* begin Dataset *

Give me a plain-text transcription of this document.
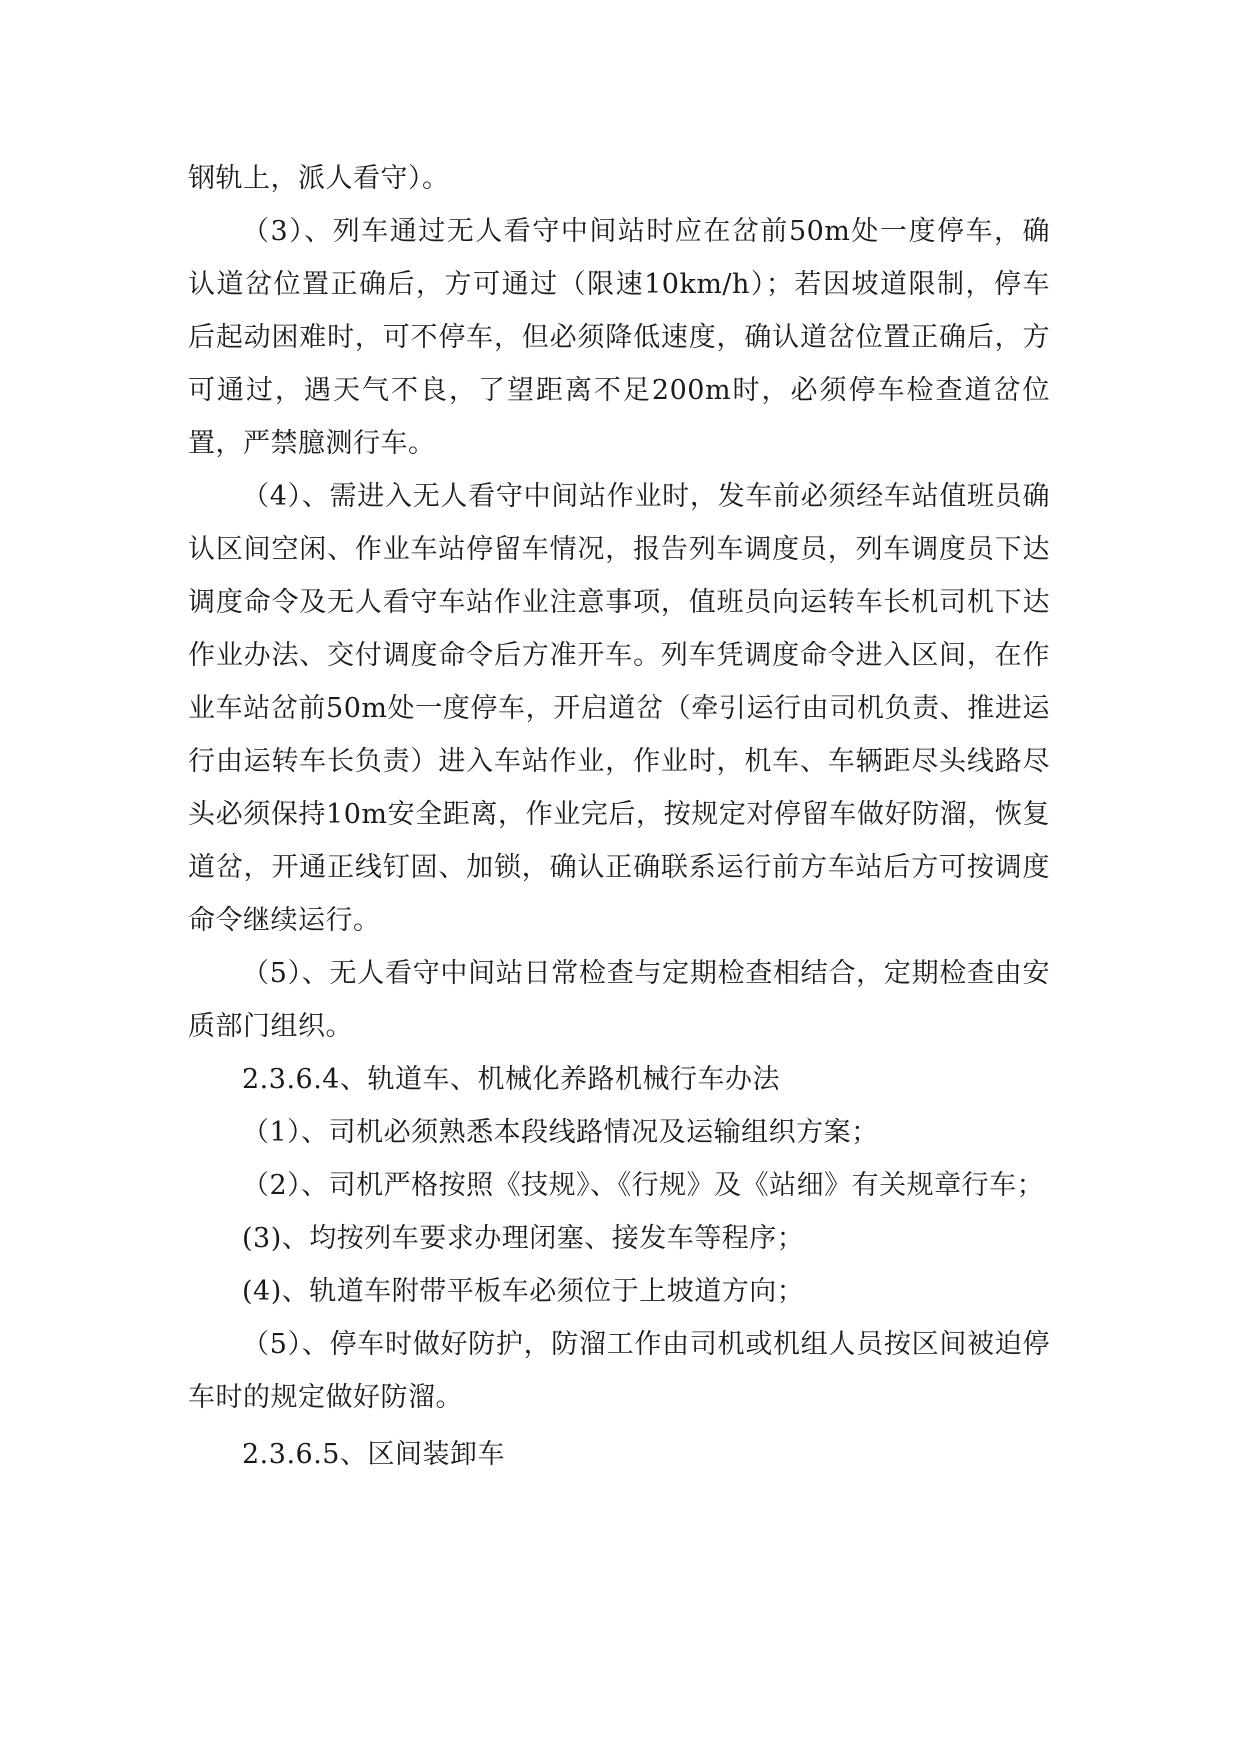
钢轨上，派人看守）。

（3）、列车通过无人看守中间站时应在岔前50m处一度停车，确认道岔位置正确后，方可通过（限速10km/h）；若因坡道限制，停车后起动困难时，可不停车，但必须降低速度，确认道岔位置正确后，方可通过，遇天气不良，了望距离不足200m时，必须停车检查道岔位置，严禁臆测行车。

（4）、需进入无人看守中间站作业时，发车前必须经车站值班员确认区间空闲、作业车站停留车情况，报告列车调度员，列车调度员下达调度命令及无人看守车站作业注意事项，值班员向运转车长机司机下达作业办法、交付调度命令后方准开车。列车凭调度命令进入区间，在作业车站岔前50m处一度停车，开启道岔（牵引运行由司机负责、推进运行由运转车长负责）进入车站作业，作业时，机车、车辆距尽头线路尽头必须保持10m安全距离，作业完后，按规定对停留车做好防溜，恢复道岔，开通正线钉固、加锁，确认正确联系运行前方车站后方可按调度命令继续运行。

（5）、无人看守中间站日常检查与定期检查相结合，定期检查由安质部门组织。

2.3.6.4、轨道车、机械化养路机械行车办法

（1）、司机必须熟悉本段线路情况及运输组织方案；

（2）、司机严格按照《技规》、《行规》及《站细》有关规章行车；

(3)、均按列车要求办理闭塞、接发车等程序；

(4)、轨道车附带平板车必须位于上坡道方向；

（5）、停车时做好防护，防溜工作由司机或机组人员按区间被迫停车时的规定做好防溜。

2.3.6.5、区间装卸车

* end Dataset *

Repeat every record precisely. Any picture among them stays out of the copy.

Reply:
Give me a plain-text transcription of this document.
钢轨上，派人看守）。

（3）、列车通过无人看守中间站时应在岔前50m处一度停车，确认道岔位置正确后，方可通过（限速10km/h）；若因坡道限制，停车后起动困难时，可不停车，但必须降低速度，确认道岔位置正确后，方可通过，遇天气不良，了望距离不足200m时，必须停车检查道岔位置，严禁臆测行车。

（4）、需进入无人看守中间站作业时，发车前必须经车站值班员确认区间空闲、作业车站停留车情况，报告列车调度员，列车调度员下达调度命令及无人看守车站作业注意事项，值班员向运转车长机司机下达作业办法、交付调度命令后方准开车。列车凭调度命令进入区间，在作业车站岔前50m处一度停车，开启道岔（牵引运行由司机负责、推进运行由运转车长负责）进入车站作业，作业时，机车、车辆距尽头线路尽头必须保持10m安全距离，作业完后，按规定对停留车做好防溜，恢复道岔，开通正线钉固、加锁，确认正确联系运行前方车站后方可按调度命令继续运行。

（5）、无人看守中间站日常检查与定期检查相结合，定期检查由安质部门组织。

2.3.6.4、轨道车、机械化养路机械行车办法

（1）、司机必须熟悉本段线路情况及运输组织方案；

（2）、司机严格按照《技规》、《行规》及《站细》有关规章行车；

(3)、均按列车要求办理闭塞、接发车等程序；

(4)、轨道车附带平板车必须位于上坡道方向；

（5）、停车时做好防护，防溜工作由司机或机组人员按区间被迫停车时的规定做好防溜。

2.3.6.5、区间装卸车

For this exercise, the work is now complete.